[Start of Records to process]

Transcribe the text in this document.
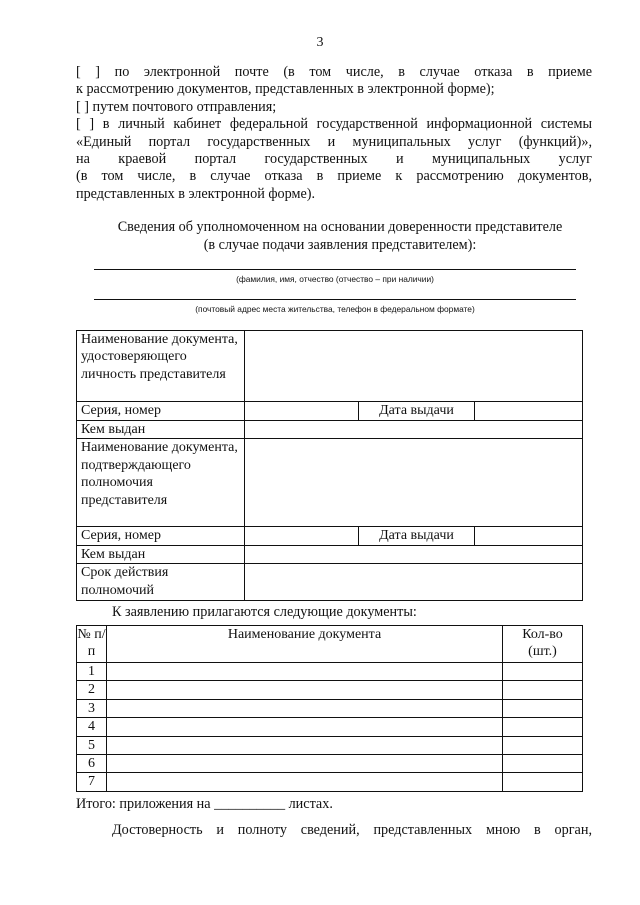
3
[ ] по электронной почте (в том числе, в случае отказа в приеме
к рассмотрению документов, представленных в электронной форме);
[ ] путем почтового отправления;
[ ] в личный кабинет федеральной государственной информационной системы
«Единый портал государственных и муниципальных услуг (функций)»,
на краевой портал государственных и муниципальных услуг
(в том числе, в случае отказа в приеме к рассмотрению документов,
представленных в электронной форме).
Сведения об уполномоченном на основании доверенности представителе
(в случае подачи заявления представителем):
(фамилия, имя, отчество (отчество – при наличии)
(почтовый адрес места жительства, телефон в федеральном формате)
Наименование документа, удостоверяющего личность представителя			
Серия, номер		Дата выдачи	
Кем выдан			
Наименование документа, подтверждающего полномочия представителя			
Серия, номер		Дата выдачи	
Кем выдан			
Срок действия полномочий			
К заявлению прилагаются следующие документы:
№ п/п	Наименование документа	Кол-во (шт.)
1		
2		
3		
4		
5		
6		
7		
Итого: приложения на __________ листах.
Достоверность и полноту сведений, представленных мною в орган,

[End of Records to process]
[Start of Records to process]

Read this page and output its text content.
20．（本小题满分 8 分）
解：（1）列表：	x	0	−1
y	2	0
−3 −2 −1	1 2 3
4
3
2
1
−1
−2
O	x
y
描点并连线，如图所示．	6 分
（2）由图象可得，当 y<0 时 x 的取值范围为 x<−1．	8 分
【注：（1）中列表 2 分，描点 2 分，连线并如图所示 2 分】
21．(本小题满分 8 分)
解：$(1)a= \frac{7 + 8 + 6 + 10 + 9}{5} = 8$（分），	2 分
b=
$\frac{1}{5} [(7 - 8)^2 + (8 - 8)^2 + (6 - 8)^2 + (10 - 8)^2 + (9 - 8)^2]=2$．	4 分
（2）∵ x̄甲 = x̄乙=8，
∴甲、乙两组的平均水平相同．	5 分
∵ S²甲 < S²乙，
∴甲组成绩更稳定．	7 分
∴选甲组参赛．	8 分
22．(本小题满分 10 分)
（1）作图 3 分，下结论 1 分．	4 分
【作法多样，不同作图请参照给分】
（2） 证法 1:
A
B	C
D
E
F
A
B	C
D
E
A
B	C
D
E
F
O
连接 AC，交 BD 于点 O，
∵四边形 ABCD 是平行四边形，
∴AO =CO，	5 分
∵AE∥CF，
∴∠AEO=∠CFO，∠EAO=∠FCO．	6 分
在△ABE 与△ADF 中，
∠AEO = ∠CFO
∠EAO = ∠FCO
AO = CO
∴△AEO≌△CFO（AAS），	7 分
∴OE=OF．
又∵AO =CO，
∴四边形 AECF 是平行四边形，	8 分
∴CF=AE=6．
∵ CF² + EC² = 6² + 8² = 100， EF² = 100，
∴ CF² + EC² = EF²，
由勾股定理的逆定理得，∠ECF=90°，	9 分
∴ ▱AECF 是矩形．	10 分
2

[End of Records to process]

How many lines in these entries hold the string "представителя"? Answer with the number alone.

2